■ **PROVIDED ENTRIES**

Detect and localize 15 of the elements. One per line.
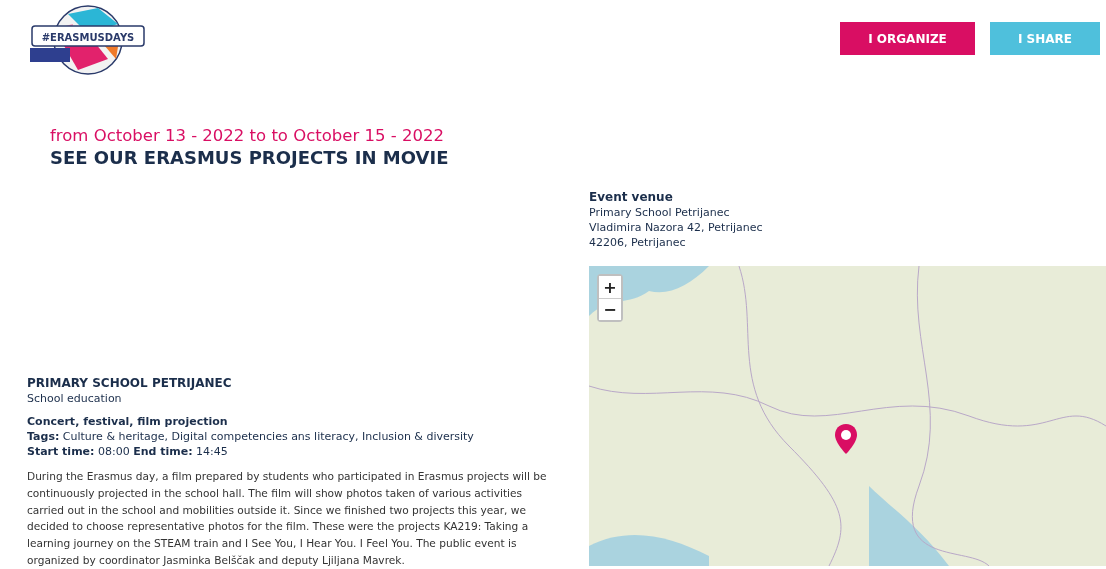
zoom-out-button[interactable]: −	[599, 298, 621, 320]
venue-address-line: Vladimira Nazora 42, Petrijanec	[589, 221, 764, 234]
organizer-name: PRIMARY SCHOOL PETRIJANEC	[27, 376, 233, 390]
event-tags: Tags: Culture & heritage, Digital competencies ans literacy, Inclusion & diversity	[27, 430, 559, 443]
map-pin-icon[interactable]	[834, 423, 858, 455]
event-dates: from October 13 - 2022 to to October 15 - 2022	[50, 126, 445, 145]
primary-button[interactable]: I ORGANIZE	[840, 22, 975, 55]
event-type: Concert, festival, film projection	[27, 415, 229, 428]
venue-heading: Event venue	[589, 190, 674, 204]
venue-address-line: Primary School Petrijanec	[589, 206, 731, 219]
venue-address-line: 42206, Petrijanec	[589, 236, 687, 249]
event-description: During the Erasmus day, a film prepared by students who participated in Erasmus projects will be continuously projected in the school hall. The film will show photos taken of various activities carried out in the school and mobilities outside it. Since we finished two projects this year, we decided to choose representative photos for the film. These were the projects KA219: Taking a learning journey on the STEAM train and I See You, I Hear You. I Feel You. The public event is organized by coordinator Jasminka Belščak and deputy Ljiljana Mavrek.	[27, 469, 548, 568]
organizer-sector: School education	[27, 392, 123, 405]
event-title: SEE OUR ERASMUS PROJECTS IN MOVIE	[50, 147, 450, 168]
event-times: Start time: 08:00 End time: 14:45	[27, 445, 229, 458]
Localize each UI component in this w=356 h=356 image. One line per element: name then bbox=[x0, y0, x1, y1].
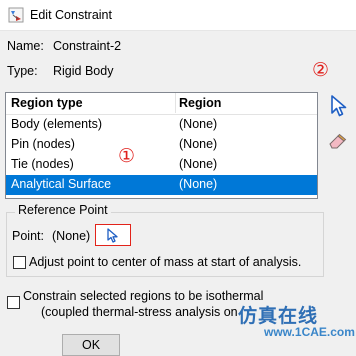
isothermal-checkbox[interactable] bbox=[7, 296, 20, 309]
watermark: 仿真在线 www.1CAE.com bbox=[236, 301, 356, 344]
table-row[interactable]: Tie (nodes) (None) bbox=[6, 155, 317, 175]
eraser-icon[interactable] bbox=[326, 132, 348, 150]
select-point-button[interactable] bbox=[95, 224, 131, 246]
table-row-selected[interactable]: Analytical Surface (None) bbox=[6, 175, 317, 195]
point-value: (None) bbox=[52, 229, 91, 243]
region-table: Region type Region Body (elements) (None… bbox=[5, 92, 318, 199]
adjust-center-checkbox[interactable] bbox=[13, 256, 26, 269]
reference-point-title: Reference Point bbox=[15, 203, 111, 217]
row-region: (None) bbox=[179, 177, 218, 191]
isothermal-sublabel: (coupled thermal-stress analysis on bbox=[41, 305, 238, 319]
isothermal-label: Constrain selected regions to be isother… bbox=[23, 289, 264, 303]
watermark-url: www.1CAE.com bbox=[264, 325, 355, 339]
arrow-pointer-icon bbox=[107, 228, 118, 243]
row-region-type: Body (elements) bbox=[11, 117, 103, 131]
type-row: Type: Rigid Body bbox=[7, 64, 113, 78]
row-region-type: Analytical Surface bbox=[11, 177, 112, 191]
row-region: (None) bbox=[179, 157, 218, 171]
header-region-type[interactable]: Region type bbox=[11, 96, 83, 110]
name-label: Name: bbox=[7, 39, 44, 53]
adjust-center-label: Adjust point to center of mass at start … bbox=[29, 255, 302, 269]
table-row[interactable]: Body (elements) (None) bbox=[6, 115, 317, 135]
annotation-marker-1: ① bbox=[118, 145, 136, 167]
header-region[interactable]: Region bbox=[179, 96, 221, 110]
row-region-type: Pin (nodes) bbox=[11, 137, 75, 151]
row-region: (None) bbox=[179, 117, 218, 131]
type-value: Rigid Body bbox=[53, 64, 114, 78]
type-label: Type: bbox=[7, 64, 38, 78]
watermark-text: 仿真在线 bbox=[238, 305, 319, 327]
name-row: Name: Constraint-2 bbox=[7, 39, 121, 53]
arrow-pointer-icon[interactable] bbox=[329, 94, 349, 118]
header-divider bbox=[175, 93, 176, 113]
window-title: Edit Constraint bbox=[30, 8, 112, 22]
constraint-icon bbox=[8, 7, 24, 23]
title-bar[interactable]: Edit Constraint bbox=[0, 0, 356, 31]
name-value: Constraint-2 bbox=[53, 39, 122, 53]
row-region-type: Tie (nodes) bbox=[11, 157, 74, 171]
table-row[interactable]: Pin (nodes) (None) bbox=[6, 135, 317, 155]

■ **TASK INSTRUCTIONS**
Can you reproduce the items above with every "interactable" changed to "clickable", leaving everything else the same and omitting the pictures?

■ **WORKED ANSWER**
Detect and localize 15 of the elements. One per line.
zoom-out-button[clickable]: −	[599, 298, 621, 320]
venue-address-line: Vladimira Nazora 42, Petrijanec	[589, 221, 764, 234]
organizer-name: PRIMARY SCHOOL PETRIJANEC	[27, 376, 233, 390]
event-tags: Tags: Culture & heritage, Digital competencies ans literacy, Inclusion & diversity	[27, 430, 559, 443]
map-pin-icon[clickable]	[834, 423, 858, 455]
event-dates: from October 13 - 2022 to to October 15 - 2022	[50, 126, 445, 145]
primary-button[clickable]: I ORGANIZE	[840, 22, 975, 55]
event-type: Concert, festival, film projection	[27, 415, 229, 428]
venue-heading: Event venue	[589, 190, 674, 204]
venue-address-line: Primary School Petrijanec	[589, 206, 731, 219]
venue-address-line: 42206, Petrijanec	[589, 236, 687, 249]
event-description: During the Erasmus day, a film prepared by students who participated in Erasmus projects will be continuously projected in the school hall. The film will show photos taken of various activities carried out in the school and mobilities outside it. Since we finished two projects this year, we decided to choose representative photos for the film. These were the projects KA219: Taking a learning journey on the STEAM train and I See You, I Hear You. I Feel You. The public event is organized by coordinator Jasminka Belščak and deputy Ljiljana Mavrek.	[27, 469, 548, 568]
organizer-sector: School education	[27, 392, 123, 405]
event-title: SEE OUR ERASMUS PROJECTS IN MOVIE	[50, 147, 450, 168]
event-times: Start time: 08:00 End time: 14:45	[27, 445, 229, 458]
Localize each UI component in this w=356 h=356 image. One line per element: name then bbox=[x0, y0, x1, y1].
isothermal-checkbox[clickable] bbox=[7, 296, 20, 309]
watermark: 仿真在线 www.1CAE.com bbox=[236, 301, 356, 344]
table-row[clickable]: Tie (nodes) (None) bbox=[6, 155, 317, 175]
eraser-icon[clickable] bbox=[326, 132, 348, 150]
select-point-button[clickable] bbox=[95, 224, 131, 246]
table-row-selected[clickable]: Analytical Surface (None) bbox=[6, 175, 317, 195]
point-value: (None) bbox=[52, 229, 91, 243]
region-table: Region type Region Body (elements) (None… bbox=[5, 92, 318, 199]
adjust-center-checkbox[clickable] bbox=[13, 256, 26, 269]
reference-point-title: Reference Point bbox=[15, 203, 111, 217]
row-region: (None) bbox=[179, 177, 218, 191]
isothermal-sublabel: (coupled thermal-stress analysis on bbox=[41, 305, 238, 319]
isothermal-label: Constrain selected regions to be isother… bbox=[23, 289, 264, 303]
watermark-url: www.1CAE.com bbox=[264, 325, 355, 339]
arrow-pointer-icon bbox=[107, 228, 118, 243]
row-region-type: Body (elements) bbox=[11, 117, 103, 131]
type-row: Type: Rigid Body bbox=[7, 64, 113, 78]
row-region-type: Analytical Surface bbox=[11, 177, 112, 191]
row-region: (None) bbox=[179, 157, 218, 171]
header-region-type[clickable]: Region type bbox=[11, 96, 83, 110]
name-label: Name: bbox=[7, 39, 44, 53]
adjust-center-label: Adjust point to center of mass at start … bbox=[29, 255, 302, 269]
table-row[clickable]: Body (elements) (None) bbox=[6, 115, 317, 135]
annotation-marker-1: ① bbox=[118, 145, 136, 167]
header-region[clickable]: Region bbox=[179, 96, 221, 110]
row-region-type: Pin (nodes) bbox=[11, 137, 75, 151]
row-region: (None) bbox=[179, 117, 218, 131]
type-value: Rigid Body bbox=[53, 64, 114, 78]
type-label: Type: bbox=[7, 64, 38, 78]
watermark-text: 仿真在线 bbox=[238, 305, 319, 327]
name-row: Name: Constraint-2 bbox=[7, 39, 121, 53]
arrow-pointer-icon[clickable] bbox=[329, 94, 349, 118]
header-divider bbox=[175, 93, 176, 113]
window-title: Edit Constraint bbox=[30, 8, 112, 22]
constraint-icon bbox=[8, 7, 24, 23]
title-bar[clickable]: Edit Constraint bbox=[0, 0, 356, 31]
name-value: Constraint-2 bbox=[53, 39, 122, 53]
row-region-type: Tie (nodes) bbox=[11, 157, 74, 171]
table-row[clickable]: Pin (nodes) (None) bbox=[6, 135, 317, 155]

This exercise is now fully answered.